PROBLEM TO SOLVE:
Whenever a line contains the string "content", copy it out of the entries.

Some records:
☆ ☆ ☆ ☆ ☆ ☆ ☆

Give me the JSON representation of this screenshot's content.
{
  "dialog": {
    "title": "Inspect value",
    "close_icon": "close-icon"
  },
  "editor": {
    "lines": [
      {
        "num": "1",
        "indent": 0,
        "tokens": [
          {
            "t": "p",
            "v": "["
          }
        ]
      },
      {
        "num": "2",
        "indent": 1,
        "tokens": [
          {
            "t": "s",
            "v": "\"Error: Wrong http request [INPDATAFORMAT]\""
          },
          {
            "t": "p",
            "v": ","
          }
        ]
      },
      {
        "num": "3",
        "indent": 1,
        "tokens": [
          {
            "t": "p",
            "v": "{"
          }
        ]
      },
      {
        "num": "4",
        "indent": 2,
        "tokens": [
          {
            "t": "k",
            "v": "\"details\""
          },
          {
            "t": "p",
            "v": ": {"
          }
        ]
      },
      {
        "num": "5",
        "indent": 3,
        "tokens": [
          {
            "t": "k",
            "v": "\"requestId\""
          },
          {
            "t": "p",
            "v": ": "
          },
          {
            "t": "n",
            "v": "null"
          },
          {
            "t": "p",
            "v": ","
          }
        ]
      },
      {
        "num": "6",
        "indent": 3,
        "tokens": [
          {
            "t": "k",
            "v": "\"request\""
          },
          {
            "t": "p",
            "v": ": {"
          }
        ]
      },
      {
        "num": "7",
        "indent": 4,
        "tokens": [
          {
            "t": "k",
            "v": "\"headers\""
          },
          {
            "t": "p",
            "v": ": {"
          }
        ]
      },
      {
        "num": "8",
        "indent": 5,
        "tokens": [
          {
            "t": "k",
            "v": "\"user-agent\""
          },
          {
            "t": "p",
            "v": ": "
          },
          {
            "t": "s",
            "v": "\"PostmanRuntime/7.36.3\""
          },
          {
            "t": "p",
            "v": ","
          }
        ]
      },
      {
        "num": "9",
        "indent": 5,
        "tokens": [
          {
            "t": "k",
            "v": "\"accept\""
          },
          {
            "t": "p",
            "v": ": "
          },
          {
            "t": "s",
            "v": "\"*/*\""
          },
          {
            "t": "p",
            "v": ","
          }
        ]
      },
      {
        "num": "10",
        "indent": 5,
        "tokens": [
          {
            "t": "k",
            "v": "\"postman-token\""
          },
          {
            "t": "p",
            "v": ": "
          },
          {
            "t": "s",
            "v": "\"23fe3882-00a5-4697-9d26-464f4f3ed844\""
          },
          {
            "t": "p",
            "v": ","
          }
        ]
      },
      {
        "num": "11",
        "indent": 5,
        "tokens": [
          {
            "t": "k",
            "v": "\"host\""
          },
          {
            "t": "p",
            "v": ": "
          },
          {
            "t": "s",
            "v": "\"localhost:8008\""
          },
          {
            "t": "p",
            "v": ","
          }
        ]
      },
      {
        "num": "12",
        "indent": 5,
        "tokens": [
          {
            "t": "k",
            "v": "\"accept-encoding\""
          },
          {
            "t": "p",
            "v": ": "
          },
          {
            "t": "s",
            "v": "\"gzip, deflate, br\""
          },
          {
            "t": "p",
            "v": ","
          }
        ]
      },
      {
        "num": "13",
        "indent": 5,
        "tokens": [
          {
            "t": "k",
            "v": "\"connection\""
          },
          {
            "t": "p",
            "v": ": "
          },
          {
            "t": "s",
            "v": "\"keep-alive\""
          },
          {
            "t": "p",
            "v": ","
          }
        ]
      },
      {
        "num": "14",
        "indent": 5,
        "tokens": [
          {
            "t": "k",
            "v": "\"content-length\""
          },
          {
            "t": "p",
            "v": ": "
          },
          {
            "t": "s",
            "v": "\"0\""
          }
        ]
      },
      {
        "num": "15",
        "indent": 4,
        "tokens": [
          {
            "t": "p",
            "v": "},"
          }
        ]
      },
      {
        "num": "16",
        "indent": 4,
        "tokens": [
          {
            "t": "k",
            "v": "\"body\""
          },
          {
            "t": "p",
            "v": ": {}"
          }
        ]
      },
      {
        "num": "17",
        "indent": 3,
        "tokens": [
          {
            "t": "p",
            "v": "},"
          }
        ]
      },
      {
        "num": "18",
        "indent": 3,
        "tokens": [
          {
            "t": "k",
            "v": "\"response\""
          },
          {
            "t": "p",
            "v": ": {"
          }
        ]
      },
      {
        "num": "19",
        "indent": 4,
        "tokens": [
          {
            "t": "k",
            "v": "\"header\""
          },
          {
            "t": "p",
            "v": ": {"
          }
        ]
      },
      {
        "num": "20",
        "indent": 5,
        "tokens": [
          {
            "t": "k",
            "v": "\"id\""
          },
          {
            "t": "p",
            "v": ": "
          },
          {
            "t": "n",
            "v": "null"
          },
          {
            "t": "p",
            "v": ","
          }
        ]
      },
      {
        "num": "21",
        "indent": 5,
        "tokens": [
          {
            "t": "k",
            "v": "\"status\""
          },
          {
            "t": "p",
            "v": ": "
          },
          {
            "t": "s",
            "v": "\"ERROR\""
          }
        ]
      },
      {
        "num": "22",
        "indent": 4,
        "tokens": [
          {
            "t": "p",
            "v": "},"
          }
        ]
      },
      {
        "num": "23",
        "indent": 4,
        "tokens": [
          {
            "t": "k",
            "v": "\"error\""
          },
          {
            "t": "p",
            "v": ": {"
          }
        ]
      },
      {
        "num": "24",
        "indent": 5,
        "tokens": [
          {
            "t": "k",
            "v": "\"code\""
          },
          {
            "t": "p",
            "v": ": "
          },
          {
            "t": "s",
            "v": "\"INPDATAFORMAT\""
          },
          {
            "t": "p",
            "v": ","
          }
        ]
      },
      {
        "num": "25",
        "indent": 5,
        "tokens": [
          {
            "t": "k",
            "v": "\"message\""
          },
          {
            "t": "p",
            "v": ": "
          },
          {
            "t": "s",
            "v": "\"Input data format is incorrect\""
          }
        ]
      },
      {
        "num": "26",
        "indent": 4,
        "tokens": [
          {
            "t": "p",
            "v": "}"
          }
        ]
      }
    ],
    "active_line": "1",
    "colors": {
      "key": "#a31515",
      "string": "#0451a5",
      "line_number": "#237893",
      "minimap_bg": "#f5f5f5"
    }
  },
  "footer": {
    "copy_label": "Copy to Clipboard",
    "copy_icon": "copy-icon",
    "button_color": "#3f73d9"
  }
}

☆ ☆ ☆ ☆ ☆ ☆ ☆

FINISHED ANSWER:
Give me the JSON representation of this screenshot's content.
            "v": "\"content-length\""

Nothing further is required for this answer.